Exercise requirements:
Wherever "ShippingContact" appears in a line, list that line.

Dataset records:
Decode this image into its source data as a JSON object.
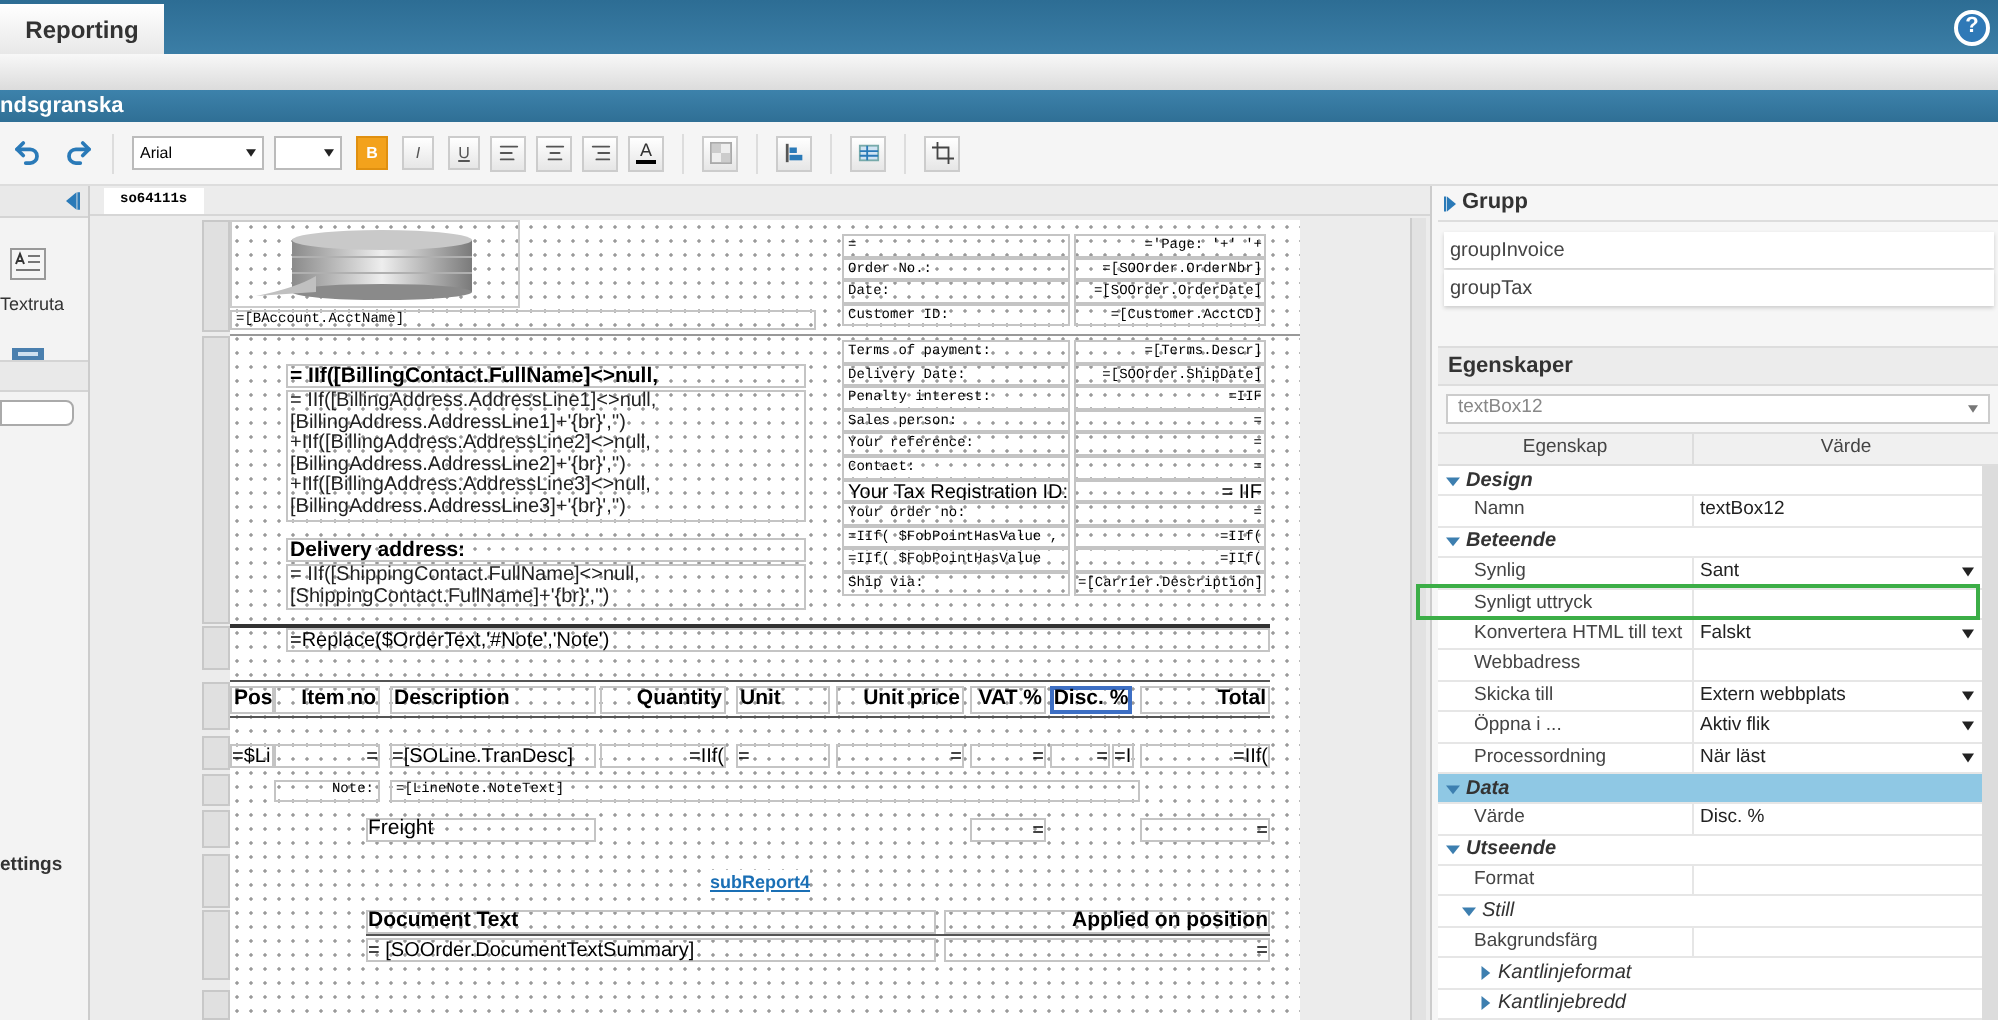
{
  "app_tab": {
    "label": "Reporting",
    "selected": true
  },
  "help_button": "?",
  "title_bar": "ndsgranska",
  "toolbar": {
    "font": "Arial",
    "format_buttons": [
      {
        "label": "B",
        "active": true
      },
      {
        "label": "I",
        "active": false
      },
      {
        "label": "U",
        "active": false
      }
    ],
    "font_color": "A"
  },
  "left_panel": {
    "tool": "Textruta",
    "section": "ettings"
  },
  "document_tab": {
    "label": "so64111s",
    "selected": true
  },
  "report": {
    "account_name": "=[BAccount.AcctName]",
    "header_rows": [
      {
        "label": "=",
        "value": "='Page: '+' '+"
      },
      {
        "label": "Order No.:",
        "value": "=[SOOrder.OrderNbr]"
      },
      {
        "label": "Date:",
        "value": "=[SOOrder.OrderDate]"
      },
      {
        "label": "Customer ID:",
        "value": "=[Customer.AcctCD]"
      }
    ],
    "info_rows": [
      {
        "kind": "code",
        "label": "Terms of payment:",
        "value": "=[Terms.Descr]"
      },
      {
        "kind": "code",
        "label": "Delivery Date:",
        "value": "=[SOOrder.ShipDate]"
      },
      {
        "kind": "code",
        "label": "Penalty interest:",
        "value": "=IIF"
      },
      {
        "kind": "code",
        "label": "Sales person:",
        "value": "="
      },
      {
        "kind": "code",
        "label": "Your reference:",
        "value": "="
      },
      {
        "kind": "code",
        "label": "Contact:",
        "value": "="
      },
      {
        "kind": "large",
        "label": "Your Tax Registration ID:",
        "value": "= IIF"
      },
      {
        "kind": "code",
        "label": "Your order no:",
        "value": "="
      },
      {
        "kind": "code",
        "label": "=IIf( $FobPointHasValue ,",
        "value": "=IIf("
      },
      {
        "kind": "code",
        "label": "=IIf( $FobPointHasValue",
        "value": "=IIf("
      },
      {
        "kind": "code",
        "label": "Ship via:",
        "value": "=[Carrier.Description]"
      }
    ],
    "billing": {
      "title": "= IIf([BillingContact.FullName]<>null,",
      "lines": [
        "= IIf([BillingAddress.AddressLine1]<>null,",
        "[BillingAddress.AddressLine1]+'{br}','')",
        "+IIf([BillingAddress.AddressLine2]<>null,",
        "[BillingAddress.AddressLine2]+'{br}','')",
        "+IIf([BillingAddress.AddressLine3]<>null,",
        "[BillingAddress.AddressLine3]+'{br}','')"
      ]
    },
    "delivery": {
      "title": "Delivery address:",
      "lines": [
        "= IIf([ShippingContact.FullName]<>null,",
        "[ShippingContact.FullName]+'{br}','')"
      ]
    },
    "order_text": "=Replace($OrderText,'#Note','Note')",
    "columns": [
      {
        "label": "Pos",
        "selected": false
      },
      {
        "label": "Item no",
        "selected": false
      },
      {
        "label": "Description",
        "selected": false
      },
      {
        "label": "Quantity",
        "selected": false
      },
      {
        "label": "Unit",
        "selected": false
      },
      {
        "label": "Unit price",
        "selected": false
      },
      {
        "label": "VAT %",
        "selected": false
      },
      {
        "label": "Disc. %",
        "selected": true
      },
      {
        "label": "Total",
        "selected": false
      }
    ],
    "detail_cells": [
      "=$Li",
      "=",
      "=[SOLine.TranDesc]",
      "=IIf(",
      "=",
      "=",
      "=",
      "=",
      "=I",
      "=IIf("
    ],
    "note": {
      "label": "Note:",
      "value": "=[LineNote.NoteText]"
    },
    "freight": {
      "label": "Freight",
      "values": [
        "=",
        "="
      ]
    },
    "subreport": "subReport4",
    "document_text": {
      "columns": [
        "Document Text",
        "Applied on position"
      ],
      "values": [
        "= [SOOrder.DocumentTextSummary]",
        "="
      ]
    }
  },
  "groups": {
    "title": "Grupp",
    "items": [
      "groupInvoice",
      "groupTax"
    ]
  },
  "properties": {
    "title": "Egenskaper",
    "object": "textBox12",
    "columns": [
      "Egenskap",
      "Värde"
    ],
    "rows": [
      {
        "label": "Design",
        "expanded": true,
        "selected": false,
        "children": [
          {
            "label": "Namn",
            "value": "textBox12",
            "dropdown": false,
            "selected": false
          }
        ]
      },
      {
        "label": "Beteende",
        "expanded": true,
        "selected": false,
        "children": [
          {
            "label": "Synlig",
            "value": "Sant",
            "dropdown": true,
            "selected": false
          },
          {
            "label": "Synligt uttryck",
            "dropdown": false,
            "selected": false
          },
          {
            "label": "Konvertera HTML till text",
            "value": "Falskt",
            "dropdown": true,
            "selected": false
          },
          {
            "label": "Webbadress",
            "dropdown": false,
            "selected": false
          },
          {
            "label": "Skicka till",
            "value": "Extern webbplats",
            "dropdown": true,
            "selected": false
          },
          {
            "label": "Öppna i ...",
            "value": "Aktiv flik",
            "dropdown": true,
            "selected": false
          },
          {
            "label": "Processordning",
            "value": "När läst",
            "dropdown": true,
            "selected": false
          }
        ]
      },
      {
        "label": "Data",
        "expanded": true,
        "selected": true,
        "children": [
          {
            "label": "Värde",
            "value": "Disc. %",
            "dropdown": false,
            "selected": false
          }
        ]
      },
      {
        "label": "Utseende",
        "expanded": true,
        "selected": false,
        "children": [
          {
            "label": "Format",
            "dropdown": false,
            "selected": false
          },
          {
            "label": "Still",
            "expanded": true,
            "selected": false,
            "children": [
              {
                "label": "Bakgrundsfärg",
                "dropdown": false,
                "selected": false
              },
              {
                "label": "Kantlinjeformat",
                "expanded": false,
                "selected": false
              },
              {
                "label": "Kantlinjebredd",
                "expanded": false,
                "selected": false
              }
            ]
          }
        ]
      }
    ]
  }
}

Result of this task:
        "= IIf([ShippingContact.FullName]<>null,",
        "[ShippingContact.FullName]+'{br}','')"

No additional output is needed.